* Stored records:
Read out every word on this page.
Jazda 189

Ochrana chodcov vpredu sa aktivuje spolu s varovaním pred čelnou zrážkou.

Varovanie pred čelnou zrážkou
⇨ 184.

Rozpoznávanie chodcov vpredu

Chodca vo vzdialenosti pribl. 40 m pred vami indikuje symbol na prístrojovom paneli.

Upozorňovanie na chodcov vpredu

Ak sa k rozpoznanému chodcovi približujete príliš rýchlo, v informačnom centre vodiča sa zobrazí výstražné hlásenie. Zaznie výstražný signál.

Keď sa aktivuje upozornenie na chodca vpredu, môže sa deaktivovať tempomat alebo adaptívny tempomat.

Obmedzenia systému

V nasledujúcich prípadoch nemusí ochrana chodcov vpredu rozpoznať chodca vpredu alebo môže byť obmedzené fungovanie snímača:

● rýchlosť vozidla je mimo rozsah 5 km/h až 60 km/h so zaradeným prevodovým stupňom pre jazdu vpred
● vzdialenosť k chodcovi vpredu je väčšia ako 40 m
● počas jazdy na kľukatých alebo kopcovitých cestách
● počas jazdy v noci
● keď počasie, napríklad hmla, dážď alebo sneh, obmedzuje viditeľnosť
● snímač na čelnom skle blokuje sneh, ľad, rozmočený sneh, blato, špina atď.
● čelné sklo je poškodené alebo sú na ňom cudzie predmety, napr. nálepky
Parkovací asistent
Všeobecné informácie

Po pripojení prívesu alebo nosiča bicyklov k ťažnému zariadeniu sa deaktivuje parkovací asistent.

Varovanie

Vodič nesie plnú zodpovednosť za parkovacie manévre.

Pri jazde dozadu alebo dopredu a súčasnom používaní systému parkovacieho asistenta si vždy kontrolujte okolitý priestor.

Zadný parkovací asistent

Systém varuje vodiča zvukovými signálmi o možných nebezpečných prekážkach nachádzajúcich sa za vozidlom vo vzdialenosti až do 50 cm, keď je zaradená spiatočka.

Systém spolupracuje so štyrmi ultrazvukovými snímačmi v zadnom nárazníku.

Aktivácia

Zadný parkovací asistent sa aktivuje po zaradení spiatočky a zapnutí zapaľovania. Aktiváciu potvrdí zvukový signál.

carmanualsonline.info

* Written task: Copy all the entries verbatim.

* Output for this task:
Read out every word on this page.
Jazda 189

Ochrana chodcov vpredu sa aktivuje spolu s varovaním pred čelnou zrážkou.

Varovanie pred čelnou zrážkou
⇨ 184.

Rozpoznávanie chodcov vpredu

Chodca vo vzdialenosti pribl. 40 m pred vami indikuje symbol na prístrojovom paneli.

Upozorňovanie na chodcov vpredu

Ak sa k rozpoznanému chodcovi približujete príliš rýchlo, v informačnom centre vodiča sa zobrazí výstražné hlásenie. Zaznie výstražný signál.

Keď sa aktivuje upozornenie na chodca vpredu, môže sa deaktivovať tempomat alebo adaptívny tempomat.

Obmedzenia systému

V nasledujúcich prípadoch nemusí ochrana chodcov vpredu rozpoznať chodca vpredu alebo môže byť obmedzené fungovanie snímača:

● rýchlosť vozidla je mimo rozsah 5 km/h až 60 km/h so zaradeným prevodovým stupňom pre jazdu vpred
● vzdialenosť k chodcovi vpredu je väčšia ako 40 m
● počas jazdy na kľukatých alebo kopcovitých cestách
● počas jazdy v noci
● keď počasie, napríklad hmla, dážď alebo sneh, obmedzuje viditeľnosť
● snímač na čelnom skle blokuje sneh, ľad, rozmočený sneh, blato, špina atď.
● čelné sklo je poškodené alebo sú na ňom cudzie predmety, napr. nálepky
Parkovací asistent
Všeobecné informácie

Po pripojení prívesu alebo nosiča bicyklov k ťažnému zariadeniu sa deaktivuje parkovací asistent.

Varovanie

Vodič nesie plnú zodpovednosť za parkovacie manévre.

Pri jazde dozadu alebo dopredu a súčasnom používaní systému parkovacieho asistenta si vždy kontrolujte okolitý priestor.

Zadný parkovací asistent

Systém varuje vodiča zvukovými signálmi o možných nebezpečných prekážkach nachádzajúcich sa za vozidlom vo vzdialenosti až do 50 cm, keď je zaradená spiatočka.

Systém spolupracuje so štyrmi ultrazvukovými snímačmi v zadnom nárazníku.

Aktivácia

Zadný parkovací asistent sa aktivuje po zaradení spiatočky a zapnutí zapaľovania. Aktiváciu potvrdí zvukový signál.

carmanualsonline.info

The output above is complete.